• What you should do
Output solely the number of lines containing the string "kind".

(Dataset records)
-*-*-

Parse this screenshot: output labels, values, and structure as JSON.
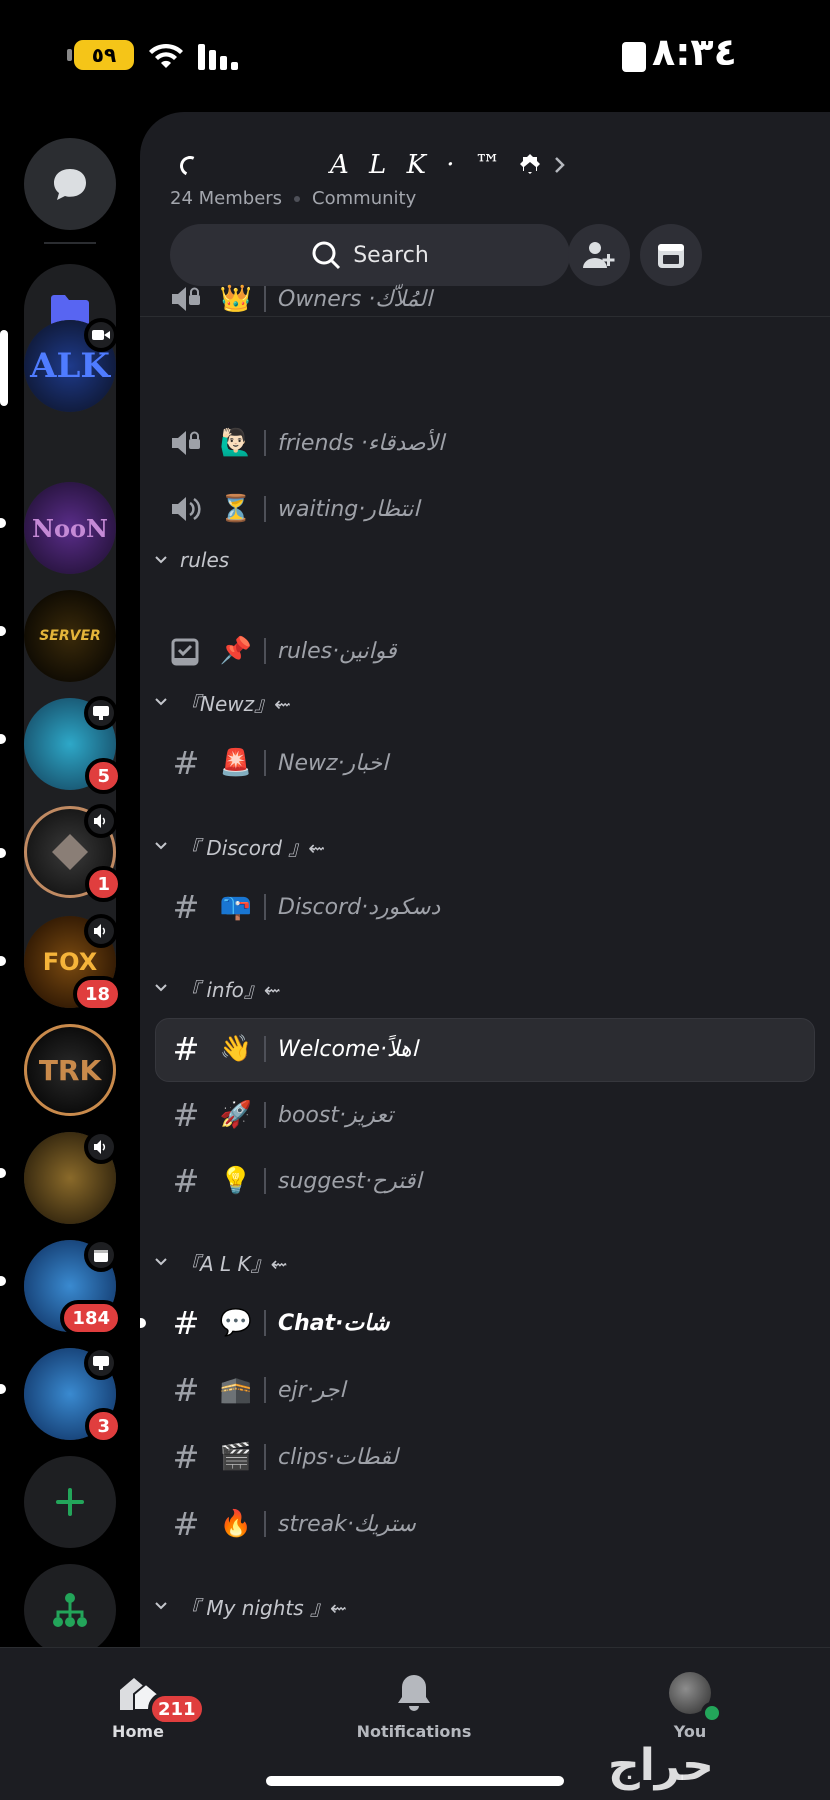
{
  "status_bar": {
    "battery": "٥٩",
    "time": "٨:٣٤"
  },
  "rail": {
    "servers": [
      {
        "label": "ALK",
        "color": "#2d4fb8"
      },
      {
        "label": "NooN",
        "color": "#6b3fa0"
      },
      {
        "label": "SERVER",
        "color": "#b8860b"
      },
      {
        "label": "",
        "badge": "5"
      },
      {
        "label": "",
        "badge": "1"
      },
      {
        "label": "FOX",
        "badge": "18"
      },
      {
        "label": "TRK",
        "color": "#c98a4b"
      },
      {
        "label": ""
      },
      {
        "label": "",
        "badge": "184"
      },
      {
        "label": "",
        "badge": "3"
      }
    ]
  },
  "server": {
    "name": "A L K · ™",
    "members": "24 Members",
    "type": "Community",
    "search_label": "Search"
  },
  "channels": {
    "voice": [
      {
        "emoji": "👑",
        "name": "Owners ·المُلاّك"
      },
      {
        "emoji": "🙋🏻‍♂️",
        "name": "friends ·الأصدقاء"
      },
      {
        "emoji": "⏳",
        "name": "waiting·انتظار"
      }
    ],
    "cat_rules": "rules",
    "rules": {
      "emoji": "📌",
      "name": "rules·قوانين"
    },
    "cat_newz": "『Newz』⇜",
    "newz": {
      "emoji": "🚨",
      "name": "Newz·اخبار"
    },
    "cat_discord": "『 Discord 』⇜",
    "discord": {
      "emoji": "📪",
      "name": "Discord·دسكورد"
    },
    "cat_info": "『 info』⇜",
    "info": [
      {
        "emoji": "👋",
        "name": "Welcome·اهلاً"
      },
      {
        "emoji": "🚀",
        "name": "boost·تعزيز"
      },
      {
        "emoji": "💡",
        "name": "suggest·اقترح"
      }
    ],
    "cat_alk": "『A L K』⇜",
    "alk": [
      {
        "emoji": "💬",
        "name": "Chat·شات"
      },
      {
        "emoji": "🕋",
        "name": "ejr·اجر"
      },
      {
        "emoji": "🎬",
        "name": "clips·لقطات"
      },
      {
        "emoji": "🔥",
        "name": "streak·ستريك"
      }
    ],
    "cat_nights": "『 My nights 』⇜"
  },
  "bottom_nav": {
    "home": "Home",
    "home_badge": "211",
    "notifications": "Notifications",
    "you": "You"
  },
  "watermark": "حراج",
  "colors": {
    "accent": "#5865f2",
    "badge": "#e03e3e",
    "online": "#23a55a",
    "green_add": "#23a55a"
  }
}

-*-*-

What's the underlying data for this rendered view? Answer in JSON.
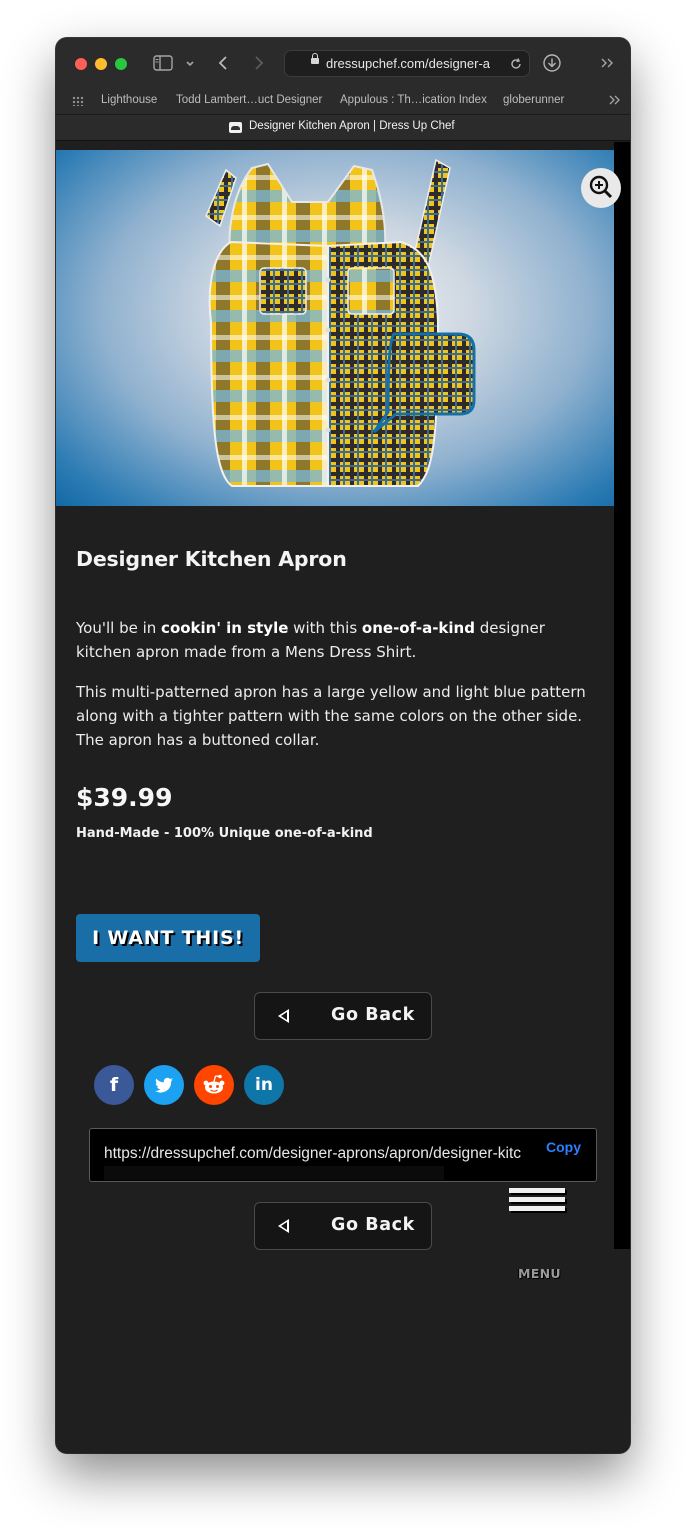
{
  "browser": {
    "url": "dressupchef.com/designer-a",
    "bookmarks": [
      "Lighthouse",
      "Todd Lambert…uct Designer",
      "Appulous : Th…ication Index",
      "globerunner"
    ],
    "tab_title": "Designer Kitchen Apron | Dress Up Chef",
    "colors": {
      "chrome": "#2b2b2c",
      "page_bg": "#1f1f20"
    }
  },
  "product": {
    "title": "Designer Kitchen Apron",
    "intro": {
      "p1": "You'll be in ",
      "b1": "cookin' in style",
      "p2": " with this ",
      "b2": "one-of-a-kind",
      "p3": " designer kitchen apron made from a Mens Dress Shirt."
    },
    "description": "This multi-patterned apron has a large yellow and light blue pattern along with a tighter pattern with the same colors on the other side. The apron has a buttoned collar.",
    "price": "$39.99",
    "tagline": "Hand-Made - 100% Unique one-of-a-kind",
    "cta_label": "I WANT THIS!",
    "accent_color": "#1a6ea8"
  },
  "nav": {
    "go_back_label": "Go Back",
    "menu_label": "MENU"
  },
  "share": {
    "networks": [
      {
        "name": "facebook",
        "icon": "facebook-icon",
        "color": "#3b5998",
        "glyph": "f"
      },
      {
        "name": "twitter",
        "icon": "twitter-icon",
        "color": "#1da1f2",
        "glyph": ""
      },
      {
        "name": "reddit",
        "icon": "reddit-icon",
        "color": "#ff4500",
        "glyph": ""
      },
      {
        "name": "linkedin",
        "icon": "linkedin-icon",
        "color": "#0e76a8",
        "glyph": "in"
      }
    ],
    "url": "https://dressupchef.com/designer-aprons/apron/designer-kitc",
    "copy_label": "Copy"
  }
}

-*-*-

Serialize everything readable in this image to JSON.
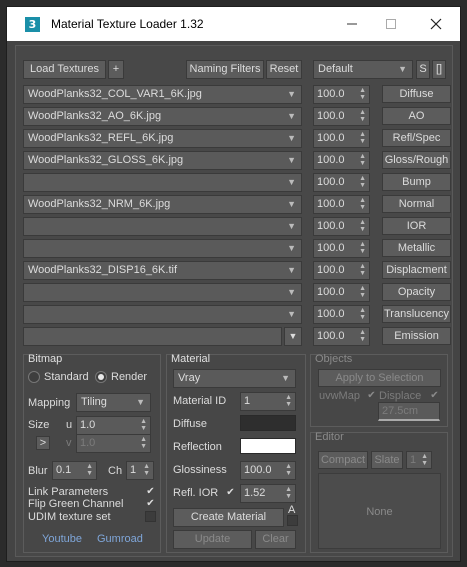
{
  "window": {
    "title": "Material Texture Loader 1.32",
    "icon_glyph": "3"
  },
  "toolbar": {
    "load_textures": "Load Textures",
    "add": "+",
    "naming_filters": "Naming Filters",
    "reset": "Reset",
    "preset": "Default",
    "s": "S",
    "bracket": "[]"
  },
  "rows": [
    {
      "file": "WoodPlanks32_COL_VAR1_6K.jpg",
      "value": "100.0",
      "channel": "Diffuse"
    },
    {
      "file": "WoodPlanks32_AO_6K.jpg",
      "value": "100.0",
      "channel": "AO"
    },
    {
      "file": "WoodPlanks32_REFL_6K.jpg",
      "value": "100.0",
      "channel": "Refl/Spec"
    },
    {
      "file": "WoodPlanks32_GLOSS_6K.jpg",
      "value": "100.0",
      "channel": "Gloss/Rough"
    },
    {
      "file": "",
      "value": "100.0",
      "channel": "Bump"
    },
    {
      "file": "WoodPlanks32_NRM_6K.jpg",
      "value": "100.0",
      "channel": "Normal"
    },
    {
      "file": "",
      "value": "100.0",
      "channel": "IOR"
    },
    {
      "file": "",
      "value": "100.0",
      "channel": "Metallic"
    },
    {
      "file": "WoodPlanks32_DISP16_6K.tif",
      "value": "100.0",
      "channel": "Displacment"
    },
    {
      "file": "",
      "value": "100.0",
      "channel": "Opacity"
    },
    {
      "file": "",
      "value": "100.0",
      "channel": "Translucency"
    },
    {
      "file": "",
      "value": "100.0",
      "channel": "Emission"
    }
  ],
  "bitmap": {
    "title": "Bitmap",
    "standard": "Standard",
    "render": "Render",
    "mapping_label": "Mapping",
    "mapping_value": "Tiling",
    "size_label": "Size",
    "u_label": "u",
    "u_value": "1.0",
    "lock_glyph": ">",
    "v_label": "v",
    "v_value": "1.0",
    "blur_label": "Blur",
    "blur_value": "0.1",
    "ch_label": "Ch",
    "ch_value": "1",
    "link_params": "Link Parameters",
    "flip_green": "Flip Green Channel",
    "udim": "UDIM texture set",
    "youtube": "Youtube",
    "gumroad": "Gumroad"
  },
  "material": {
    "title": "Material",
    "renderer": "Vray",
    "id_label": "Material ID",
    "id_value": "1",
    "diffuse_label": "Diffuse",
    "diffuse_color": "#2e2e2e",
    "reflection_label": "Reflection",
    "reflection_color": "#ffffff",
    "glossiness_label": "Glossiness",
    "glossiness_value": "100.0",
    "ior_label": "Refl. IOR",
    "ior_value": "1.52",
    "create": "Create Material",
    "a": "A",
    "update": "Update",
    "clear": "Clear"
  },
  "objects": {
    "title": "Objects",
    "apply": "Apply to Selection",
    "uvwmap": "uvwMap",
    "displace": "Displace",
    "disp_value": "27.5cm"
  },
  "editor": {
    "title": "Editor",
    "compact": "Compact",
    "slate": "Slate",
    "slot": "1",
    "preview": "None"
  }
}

-*-*-

• Output below
2